=== Data supplied ===
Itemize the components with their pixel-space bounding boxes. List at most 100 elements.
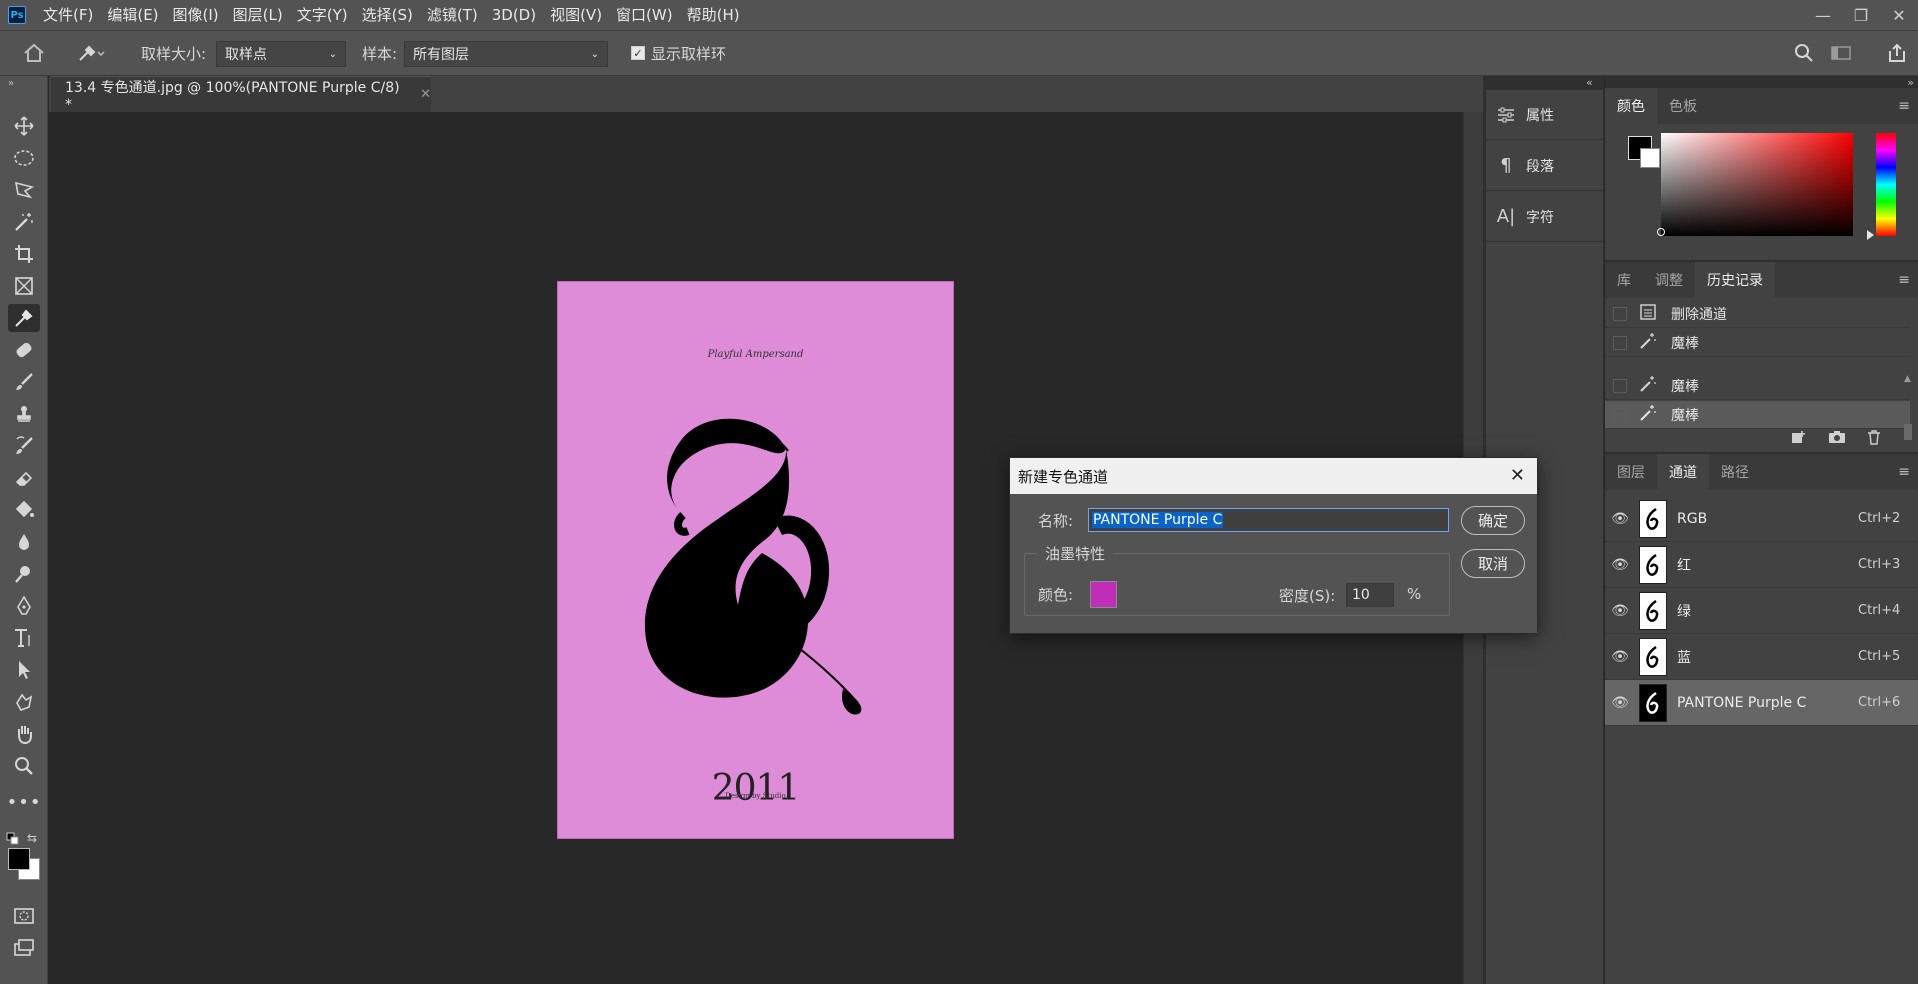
workspace-icon[interactable] [1830, 31, 1852, 75]
sample-size-select[interactable]: 取样点 ⌄ [216, 41, 346, 67]
more-tools-icon[interactable]: ••• [7, 788, 41, 816]
color-picker-cursor[interactable] [1657, 228, 1665, 236]
history-snapshot-box[interactable] [1613, 378, 1627, 393]
menu-image[interactable]: 图像(I) [166, 0, 226, 30]
show-ring-toggle[interactable]: ✓ 显示取样环 [631, 31, 726, 75]
zoom-tool-icon[interactable] [8, 752, 40, 780]
spot-healing-brush-icon[interactable] [8, 336, 40, 364]
tab-history[interactable]: 历史记录 [1695, 262, 1775, 298]
hue-slider-pointer[interactable] [1867, 230, 1874, 240]
foreground-color-swatch[interactable] [8, 848, 30, 870]
eye-visibility-icon[interactable]: 👁 [1605, 603, 1635, 619]
character-panel-button[interactable]: A| 字符 [1486, 192, 1603, 242]
home-icon[interactable] [22, 31, 46, 75]
eye-visibility-icon[interactable]: 👁 [1605, 511, 1635, 527]
channel-row-red[interactable]: 👁 红 Ctrl+3 [1605, 542, 1918, 588]
blur-tool-icon[interactable] [8, 528, 40, 556]
history-item[interactable]: 魔棒 [1605, 329, 1910, 357]
solidity-input[interactable]: 10 [1346, 583, 1394, 607]
menu-view[interactable]: 视图(V) [543, 0, 609, 30]
custom-shape-tool-icon[interactable] [8, 688, 40, 716]
history-snapshot-box[interactable] [1613, 306, 1627, 321]
tab-adjustments[interactable]: 调整 [1643, 262, 1695, 298]
scroll-thumb[interactable] [1904, 424, 1912, 440]
ok-button[interactable]: 确定 [1461, 506, 1525, 535]
menu-layer[interactable]: 图层(L) [226, 0, 290, 30]
new-document-from-state-icon[interactable] [1790, 429, 1808, 449]
dodge-tool-icon[interactable] [8, 560, 40, 588]
minimize-icon[interactable]: — [1804, 0, 1842, 30]
close-window-icon[interactable]: ✕ [1880, 0, 1918, 30]
menu-edit[interactable]: 编辑(E) [100, 0, 165, 30]
channel-row-spot[interactable]: 👁 PANTONE Purple C Ctrl+6 [1605, 680, 1918, 726]
polygonal-lasso-tool-icon[interactable] [8, 176, 40, 204]
eyedropper-tool-icon[interactable] [8, 304, 40, 332]
hue-slider[interactable] [1876, 133, 1896, 236]
pen-tool-icon[interactable] [8, 592, 40, 620]
history-snapshot-box[interactable] [1613, 335, 1627, 350]
type-tool-icon[interactable] [8, 624, 40, 652]
close-icon[interactable]: ✕ [1510, 465, 1525, 486]
spot-name-input[interactable]: PANTONE Purple C [1088, 508, 1449, 532]
tab-color[interactable]: 颜色 [1605, 88, 1657, 124]
move-tool-icon[interactable] [8, 112, 40, 140]
history-snapshot-box[interactable] [1613, 407, 1627, 422]
magic-wand-tool-icon[interactable] [8, 208, 40, 236]
document-artwork[interactable]: Playful Ampersand 2011 Design by Studio [557, 281, 954, 839]
menu-help[interactable]: 帮助(H) [680, 0, 747, 30]
tab-libraries[interactable]: 库 [1605, 262, 1643, 298]
history-item[interactable]: 删除通道 [1605, 300, 1910, 328]
paragraph-panel-button[interactable]: ¶ 段落 [1486, 141, 1603, 191]
eye-visibility-icon[interactable]: 👁 [1605, 649, 1635, 665]
eye-visibility-icon[interactable]: 👁 [1605, 557, 1635, 573]
history-item[interactable]: 魔棒 [1605, 372, 1910, 400]
menu-filter[interactable]: 滤镜(T) [420, 0, 485, 30]
tab-channels[interactable]: 通道 [1657, 454, 1709, 490]
tab-paths[interactable]: 路径 [1709, 454, 1761, 490]
panel-menu-icon[interactable]: ≡ [1898, 98, 1910, 114]
hand-tool-icon[interactable] [8, 720, 40, 748]
sample-select[interactable]: 所有图层 ⌄ [404, 41, 608, 67]
share-icon[interactable] [1887, 31, 1907, 75]
swap-colors-icon[interactable]: ⇆ [27, 831, 37, 845]
color-picker-field[interactable] [1661, 133, 1853, 236]
dialog-title-bar[interactable]: 新建专色通道 ✕ [1010, 458, 1537, 494]
background-color-chip[interactable] [1640, 148, 1660, 168]
brush-tool-icon[interactable] [8, 368, 40, 396]
menu-3d[interactable]: 3D(D) [485, 0, 543, 30]
channel-row-blue[interactable]: 👁 蓝 Ctrl+5 [1605, 634, 1918, 680]
close-tab-icon[interactable]: ✕ [420, 87, 431, 102]
scroll-up-icon[interactable]: ▲ [1904, 374, 1914, 384]
collapse-toolbar-icon[interactable]: » [8, 78, 14, 89]
crop-tool-icon[interactable] [8, 240, 40, 268]
panel-menu-icon[interactable]: ≡ [1898, 272, 1910, 288]
frame-tool-icon[interactable] [8, 272, 40, 300]
history-scrollbar[interactable]: ▲ [1904, 374, 1914, 444]
checkbox-checked-icon[interactable]: ✓ [631, 46, 645, 60]
screen-mode-icon[interactable] [8, 934, 40, 962]
tab-swatches[interactable]: 色板 [1657, 88, 1709, 124]
cancel-button[interactable]: 取消 [1461, 549, 1525, 578]
eye-visibility-icon[interactable]: 👁 [1605, 695, 1635, 711]
search-icon[interactable] [1793, 31, 1815, 75]
menu-type[interactable]: 文字(Y) [290, 0, 355, 30]
history-item-current[interactable]: 魔棒 [1605, 401, 1910, 429]
eyedropper-tool-preset-icon[interactable] [76, 31, 106, 75]
document-tab[interactable]: 13.4 专色通道.jpg @ 100%(PANTONE Purple C/8)… [51, 76, 431, 113]
restore-icon[interactable]: ❐ [1842, 0, 1880, 30]
camera-snapshot-icon[interactable] [1828, 429, 1846, 449]
paint-bucket-tool-icon[interactable] [8, 496, 40, 524]
path-selection-tool-icon[interactable] [8, 656, 40, 684]
menu-window[interactable]: 窗口(W) [609, 0, 680, 30]
channel-row-green[interactable]: 👁 绿 Ctrl+4 [1605, 588, 1918, 634]
clone-stamp-tool-icon[interactable] [8, 400, 40, 428]
tab-layers[interactable]: 图层 [1605, 454, 1657, 490]
trash-icon[interactable] [1866, 429, 1882, 449]
properties-panel-button[interactable]: 属性 [1486, 90, 1603, 140]
history-brush-tool-icon[interactable] [8, 432, 40, 460]
ink-color-swatch[interactable] [1090, 581, 1117, 608]
menu-select[interactable]: 选择(S) [355, 0, 420, 30]
quick-mask-icon[interactable] [8, 902, 40, 930]
channel-row-rgb[interactable]: 👁 RGB Ctrl+2 [1605, 496, 1918, 542]
elliptical-marquee-tool-icon[interactable] [8, 144, 40, 172]
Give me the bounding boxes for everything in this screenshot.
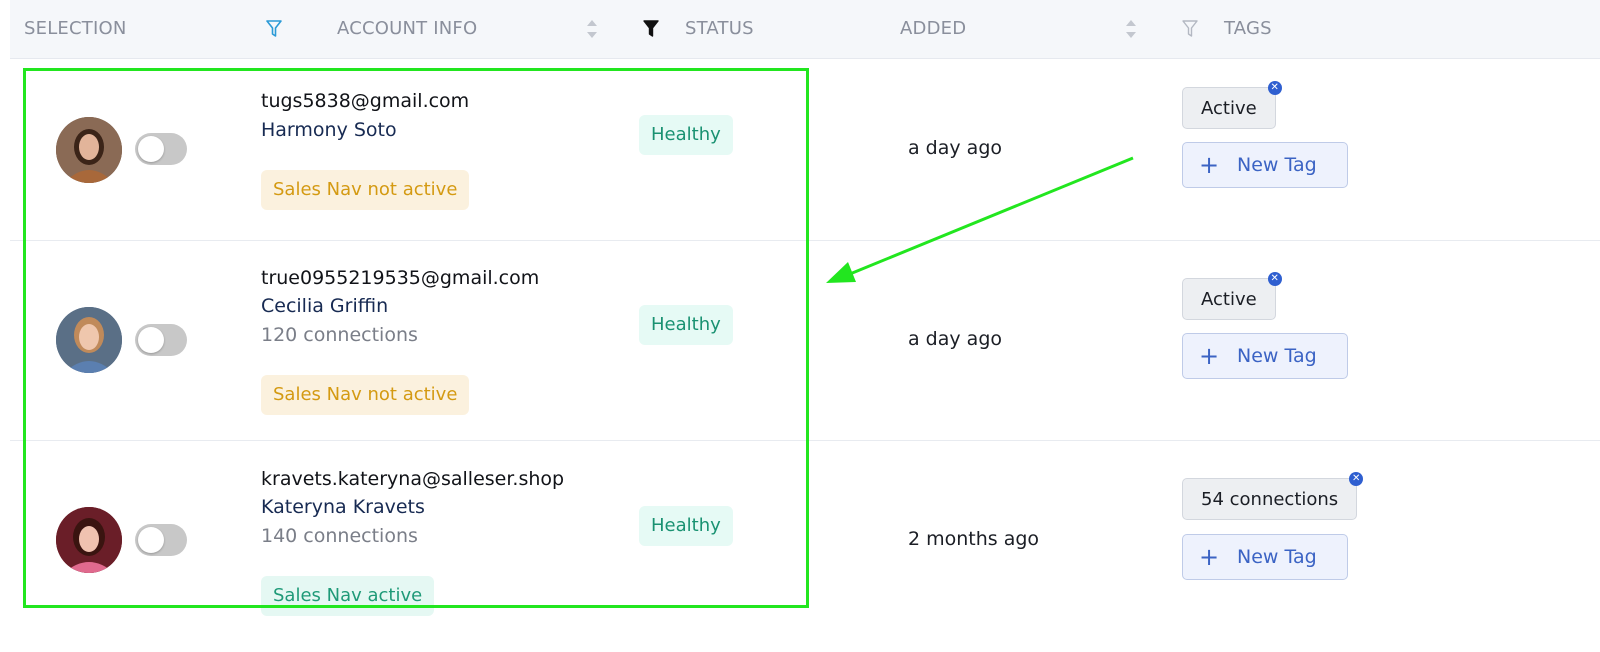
===
■ What the task asks ■
Please output the rows between the lines holding "workspace-icon[interactable] [1830, 31, 1852, 75]" and "history-snapshot-box[interactable] [1613, 306, 1627, 321]", inclusive, with no changes.

■ Response for this exercise ■
workspace-icon[interactable] [1830, 31, 1852, 75]
sample-size-select[interactable]: 取样点 ⌄ [216, 41, 346, 67]
more-tools-icon[interactable]: ••• [7, 788, 41, 816]
color-picker-cursor[interactable] [1657, 228, 1665, 236]
history-snapshot-box[interactable] [1613, 378, 1627, 393]
menu-image[interactable]: 图像(I) [166, 0, 226, 30]
show-ring-toggle[interactable]: ✓ 显示取样环 [631, 31, 726, 75]
zoom-tool-icon[interactable] [8, 752, 40, 780]
spot-healing-brush-icon[interactable] [8, 336, 40, 364]
tab-history[interactable]: 历史记录 [1695, 262, 1775, 298]
hue-slider-pointer[interactable] [1867, 230, 1874, 240]
foreground-color-swatch[interactable] [8, 848, 30, 870]
eye-visibility-icon[interactable]: 👁 [1605, 603, 1635, 619]
character-panel-button[interactable]: A| 字符 [1486, 192, 1603, 242]
home-icon[interactable] [22, 31, 46, 75]
eye-visibility-icon[interactable]: 👁 [1605, 511, 1635, 527]
channel-row-red[interactable]: 👁 红 Ctrl+3 [1605, 542, 1918, 588]
blur-tool-icon[interactable] [8, 528, 40, 556]
history-item[interactable]: 魔棒 [1605, 329, 1910, 357]
solidity-input[interactable]: 10 [1346, 583, 1394, 607]
menu-view[interactable]: 视图(V) [543, 0, 609, 30]
custom-shape-tool-icon[interactable] [8, 688, 40, 716]
history-snapshot-box[interactable] [1613, 306, 1627, 321]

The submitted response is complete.